■ Supplied material:
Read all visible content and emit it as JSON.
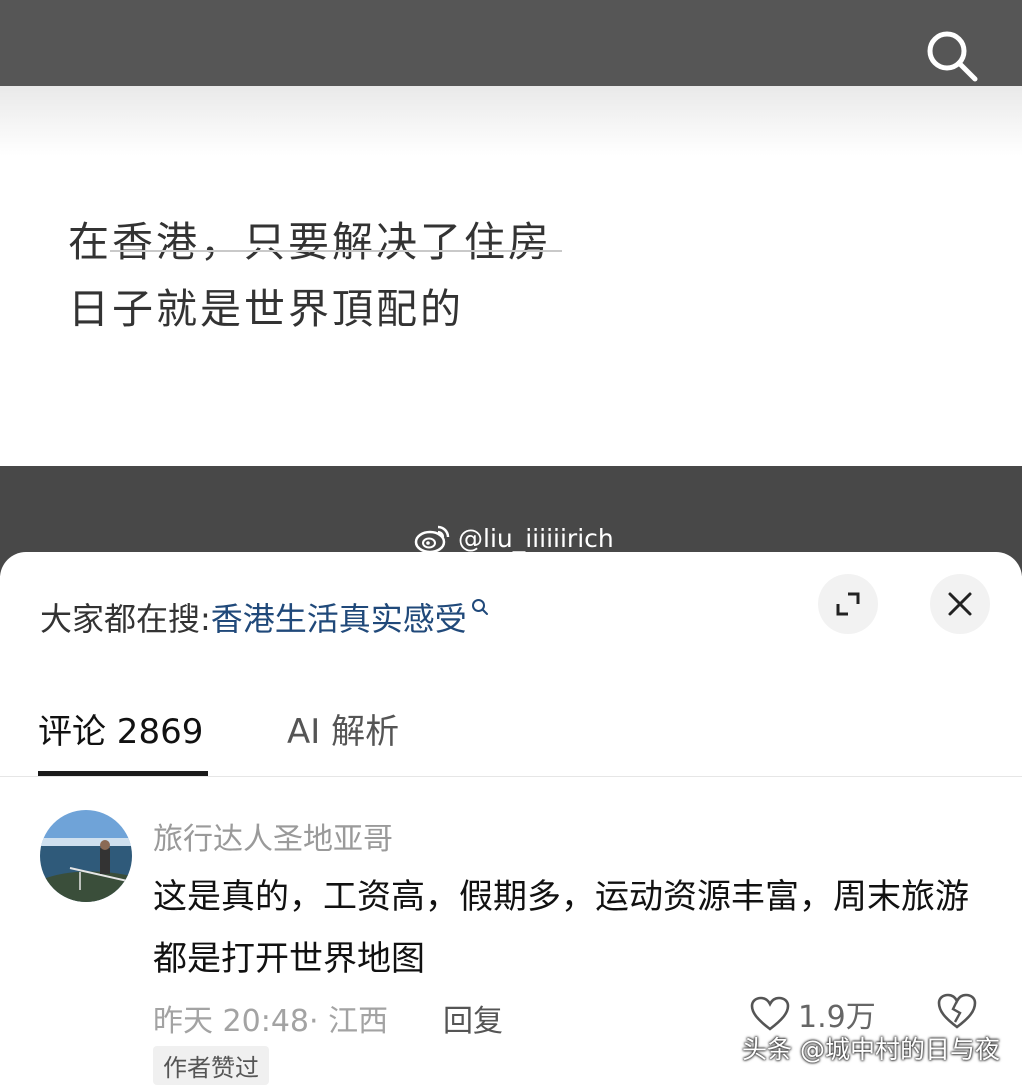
{
  "topbar": {
    "search_icon": "search-icon"
  },
  "video": {
    "quote_line1": "在香港，只要解决了住房",
    "quote_line2": "日子就是世界頂配的",
    "watermark": "@liu_iiiiiirich",
    "watermark_icon": "weibo-icon"
  },
  "sheet": {
    "hot_search_prefix": "大家都在搜:",
    "hot_search_term": "香港生活真实感受",
    "expand_icon": "expand-icon",
    "close_icon": "close-icon",
    "tabs": [
      {
        "label": "评论 2869",
        "active": true
      },
      {
        "label": "AI 解析",
        "active": false
      }
    ]
  },
  "comment": {
    "author": "旅行达人圣地亚哥",
    "text": "这是真的，工资高，假期多，运动资源丰富，周末旅游都是打开世界地图",
    "time_location": "昨天 20:48· 江西",
    "reply_label": "回复",
    "likes": "1.9万",
    "badge": "作者赞过"
  },
  "source_watermark": "头条 @城中村的日与夜",
  "colors": {
    "link": "#20497a",
    "topbar": "#565656",
    "band": "#484848"
  }
}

■ Direction: Go through the material line by line. Show each line that contains the string "icon".

■ Answer to the problem:
    "search_icon": "search-icon"
    "watermark_icon": "weibo-icon"
    "expand_icon": "expand-icon",
    "close_icon": "close-icon",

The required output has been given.